**What needs to be done:**
Type out the data exactly as given. Skip any image.

**Source material:**
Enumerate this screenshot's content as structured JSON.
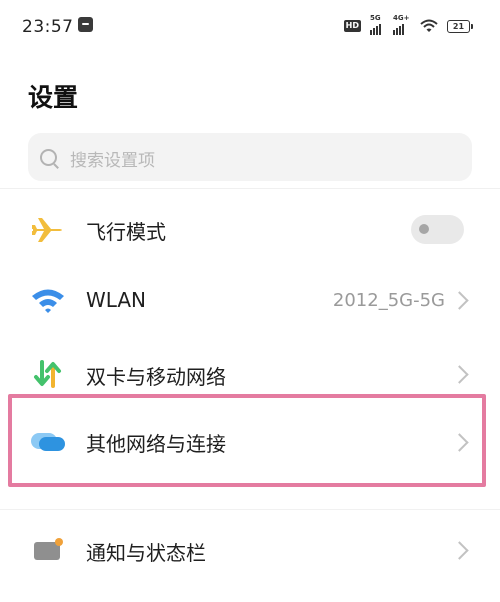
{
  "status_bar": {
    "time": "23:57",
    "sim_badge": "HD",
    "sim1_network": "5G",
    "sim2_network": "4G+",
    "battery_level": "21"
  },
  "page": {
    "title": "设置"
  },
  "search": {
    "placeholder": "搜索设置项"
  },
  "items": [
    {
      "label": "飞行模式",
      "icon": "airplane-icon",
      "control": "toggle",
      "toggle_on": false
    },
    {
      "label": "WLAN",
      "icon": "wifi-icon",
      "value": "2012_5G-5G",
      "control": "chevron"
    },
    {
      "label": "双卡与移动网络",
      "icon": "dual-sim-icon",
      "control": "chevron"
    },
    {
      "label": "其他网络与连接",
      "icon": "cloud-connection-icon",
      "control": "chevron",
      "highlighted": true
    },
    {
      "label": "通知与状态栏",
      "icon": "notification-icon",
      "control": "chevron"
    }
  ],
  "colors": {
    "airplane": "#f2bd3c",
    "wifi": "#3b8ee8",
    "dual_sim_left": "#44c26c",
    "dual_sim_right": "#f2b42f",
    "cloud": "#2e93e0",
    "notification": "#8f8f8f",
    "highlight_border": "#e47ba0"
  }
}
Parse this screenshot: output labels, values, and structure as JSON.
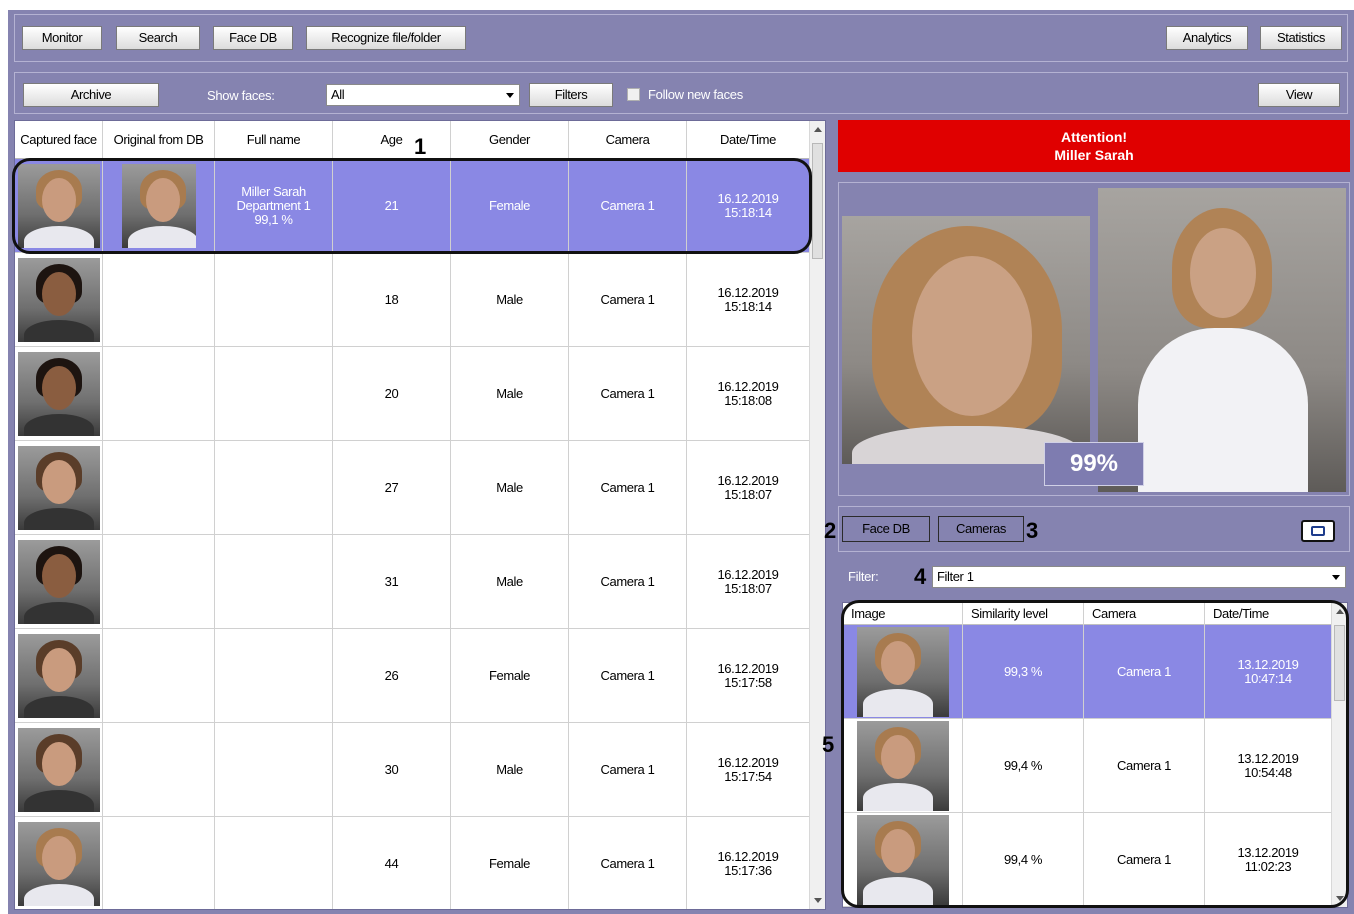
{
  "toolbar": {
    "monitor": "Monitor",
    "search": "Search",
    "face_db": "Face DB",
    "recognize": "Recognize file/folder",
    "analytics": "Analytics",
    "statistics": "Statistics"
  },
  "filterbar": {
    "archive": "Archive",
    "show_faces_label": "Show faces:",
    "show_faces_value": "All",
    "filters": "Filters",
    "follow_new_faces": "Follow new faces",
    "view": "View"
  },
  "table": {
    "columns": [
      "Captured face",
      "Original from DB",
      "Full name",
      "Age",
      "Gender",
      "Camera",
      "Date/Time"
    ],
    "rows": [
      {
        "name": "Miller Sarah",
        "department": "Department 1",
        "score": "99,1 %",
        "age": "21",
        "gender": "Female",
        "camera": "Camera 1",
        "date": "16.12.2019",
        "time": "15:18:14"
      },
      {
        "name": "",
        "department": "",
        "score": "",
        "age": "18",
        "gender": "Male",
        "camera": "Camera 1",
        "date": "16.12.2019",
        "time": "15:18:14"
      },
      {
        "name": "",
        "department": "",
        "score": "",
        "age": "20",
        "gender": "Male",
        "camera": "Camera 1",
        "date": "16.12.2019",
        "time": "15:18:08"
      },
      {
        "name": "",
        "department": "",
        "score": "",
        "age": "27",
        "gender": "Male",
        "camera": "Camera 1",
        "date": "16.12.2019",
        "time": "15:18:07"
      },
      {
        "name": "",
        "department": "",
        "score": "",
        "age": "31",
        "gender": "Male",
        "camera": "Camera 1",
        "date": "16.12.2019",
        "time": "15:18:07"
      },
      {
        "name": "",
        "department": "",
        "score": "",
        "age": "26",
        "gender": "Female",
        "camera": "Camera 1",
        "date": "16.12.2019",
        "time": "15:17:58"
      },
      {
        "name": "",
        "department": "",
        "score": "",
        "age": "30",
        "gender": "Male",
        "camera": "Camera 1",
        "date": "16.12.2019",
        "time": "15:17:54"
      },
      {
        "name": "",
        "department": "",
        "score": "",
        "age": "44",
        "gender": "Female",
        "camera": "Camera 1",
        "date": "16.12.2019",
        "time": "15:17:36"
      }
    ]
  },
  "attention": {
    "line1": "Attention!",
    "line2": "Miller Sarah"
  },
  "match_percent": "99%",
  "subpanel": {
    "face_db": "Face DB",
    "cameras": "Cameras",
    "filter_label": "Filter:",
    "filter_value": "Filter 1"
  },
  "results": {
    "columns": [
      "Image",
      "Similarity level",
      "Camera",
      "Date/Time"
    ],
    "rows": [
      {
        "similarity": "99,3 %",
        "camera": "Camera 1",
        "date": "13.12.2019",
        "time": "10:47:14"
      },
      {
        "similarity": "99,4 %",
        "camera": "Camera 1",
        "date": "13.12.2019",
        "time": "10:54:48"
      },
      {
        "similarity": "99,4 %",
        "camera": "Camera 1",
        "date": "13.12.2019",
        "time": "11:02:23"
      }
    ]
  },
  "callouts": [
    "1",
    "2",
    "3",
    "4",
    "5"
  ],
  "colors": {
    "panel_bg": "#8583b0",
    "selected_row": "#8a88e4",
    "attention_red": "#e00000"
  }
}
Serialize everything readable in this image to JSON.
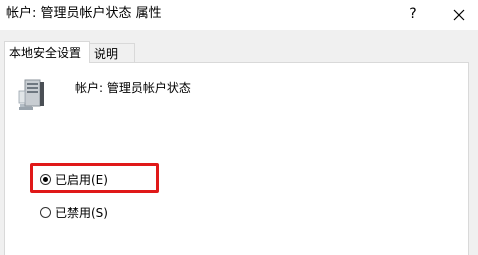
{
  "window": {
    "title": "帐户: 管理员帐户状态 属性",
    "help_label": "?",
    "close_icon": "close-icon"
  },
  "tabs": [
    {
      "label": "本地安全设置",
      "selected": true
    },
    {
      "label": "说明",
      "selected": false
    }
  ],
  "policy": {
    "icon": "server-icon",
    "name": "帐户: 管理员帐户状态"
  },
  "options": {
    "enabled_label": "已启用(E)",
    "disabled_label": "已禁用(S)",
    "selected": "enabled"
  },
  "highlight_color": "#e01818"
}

**Full response:**
Enumerate this screenshot's content as structured JSON.
{
  "status_bar": {
    "time": "23:57",
    "sim_badge": "HD",
    "sim1_network": "5G",
    "sim2_network": "4G+",
    "battery_level": "21"
  },
  "page": {
    "title": "设置"
  },
  "search": {
    "placeholder": "搜索设置项"
  },
  "items": [
    {
      "label": "飞行模式",
      "icon": "airplane-icon",
      "control": "toggle",
      "toggle_on": false
    },
    {
      "label": "WLAN",
      "icon": "wifi-icon",
      "value": "2012_5G-5G",
      "control": "chevron"
    },
    {
      "label": "双卡与移动网络",
      "icon": "dual-sim-icon",
      "control": "chevron"
    },
    {
      "label": "其他网络与连接",
      "icon": "cloud-connection-icon",
      "control": "chevron",
      "highlighted": true
    },
    {
      "label": "通知与状态栏",
      "icon": "notification-icon",
      "control": "chevron"
    }
  ],
  "colors": {
    "airplane": "#f2bd3c",
    "wifi": "#3b8ee8",
    "dual_sim_left": "#44c26c",
    "dual_sim_right": "#f2b42f",
    "cloud": "#2e93e0",
    "notification": "#8f8f8f",
    "highlight_border": "#e47ba0"
  }
}
Parse this screenshot: output labels, values, and structure as JSON.
{
  "toolbar": {
    "monitor": "Monitor",
    "search": "Search",
    "face_db": "Face DB",
    "recognize": "Recognize file/folder",
    "analytics": "Analytics",
    "statistics": "Statistics"
  },
  "filterbar": {
    "archive": "Archive",
    "show_faces_label": "Show faces:",
    "show_faces_value": "All",
    "filters": "Filters",
    "follow_new_faces": "Follow new faces",
    "view": "View"
  },
  "table": {
    "columns": [
      "Captured face",
      "Original from DB",
      "Full name",
      "Age",
      "Gender",
      "Camera",
      "Date/Time"
    ],
    "rows": [
      {
        "name": "Miller Sarah",
        "department": "Department 1",
        "score": "99,1 %",
        "age": "21",
        "gender": "Female",
        "camera": "Camera 1",
        "date": "16.12.2019",
        "time": "15:18:14"
      },
      {
        "name": "",
        "department": "",
        "score": "",
        "age": "18",
        "gender": "Male",
        "camera": "Camera 1",
        "date": "16.12.2019",
        "time": "15:18:14"
      },
      {
        "name": "",
        "department": "",
        "score": "",
        "age": "20",
        "gender": "Male",
        "camera": "Camera 1",
        "date": "16.12.2019",
        "time": "15:18:08"
      },
      {
        "name": "",
        "department": "",
        "score": "",
        "age": "27",
        "gender": "Male",
        "camera": "Camera 1",
        "date": "16.12.2019",
        "time": "15:18:07"
      },
      {
        "name": "",
        "department": "",
        "score": "",
        "age": "31",
        "gender": "Male",
        "camera": "Camera 1",
        "date": "16.12.2019",
        "time": "15:18:07"
      },
      {
        "name": "",
        "department": "",
        "score": "",
        "age": "26",
        "gender": "Female",
        "camera": "Camera 1",
        "date": "16.12.2019",
        "time": "15:17:58"
      },
      {
        "name": "",
        "department": "",
        "score": "",
        "age": "30",
        "gender": "Male",
        "camera": "Camera 1",
        "date": "16.12.2019",
        "time": "15:17:54"
      },
      {
        "name": "",
        "department": "",
        "score": "",
        "age": "44",
        "gender": "Female",
        "camera": "Camera 1",
        "date": "16.12.2019",
        "time": "15:17:36"
      }
    ]
  },
  "attention": {
    "line1": "Attention!",
    "line2": "Miller Sarah"
  },
  "match_percent": "99%",
  "subpanel": {
    "face_db": "Face DB",
    "cameras": "Cameras",
    "filter_label": "Filter:",
    "filter_value": "Filter 1"
  },
  "results": {
    "columns": [
      "Image",
      "Similarity level",
      "Camera",
      "Date/Time"
    ],
    "rows": [
      {
        "similarity": "99,3 %",
        "camera": "Camera 1",
        "date": "13.12.2019",
        "time": "10:47:14"
      },
      {
        "similarity": "99,4 %",
        "camera": "Camera 1",
        "date": "13.12.2019",
        "time": "10:54:48"
      },
      {
        "similarity": "99,4 %",
        "camera": "Camera 1",
        "date": "13.12.2019",
        "time": "11:02:23"
      }
    ]
  },
  "callouts": [
    "1",
    "2",
    "3",
    "4",
    "5"
  ],
  "colors": {
    "panel_bg": "#8583b0",
    "selected_row": "#8a88e4",
    "attention_red": "#e00000"
  }
}
Serialize everything readable in this image to JSON.
{
  "window": {
    "title": "帐户: 管理员帐户状态 属性",
    "help_label": "?",
    "close_icon": "close-icon"
  },
  "tabs": [
    {
      "label": "本地安全设置",
      "selected": true
    },
    {
      "label": "说明",
      "selected": false
    }
  ],
  "policy": {
    "icon": "server-icon",
    "name": "帐户: 管理员帐户状态"
  },
  "options": {
    "enabled_label": "已启用(E)",
    "disabled_label": "已禁用(S)",
    "selected": "enabled"
  },
  "highlight_color": "#e01818"
}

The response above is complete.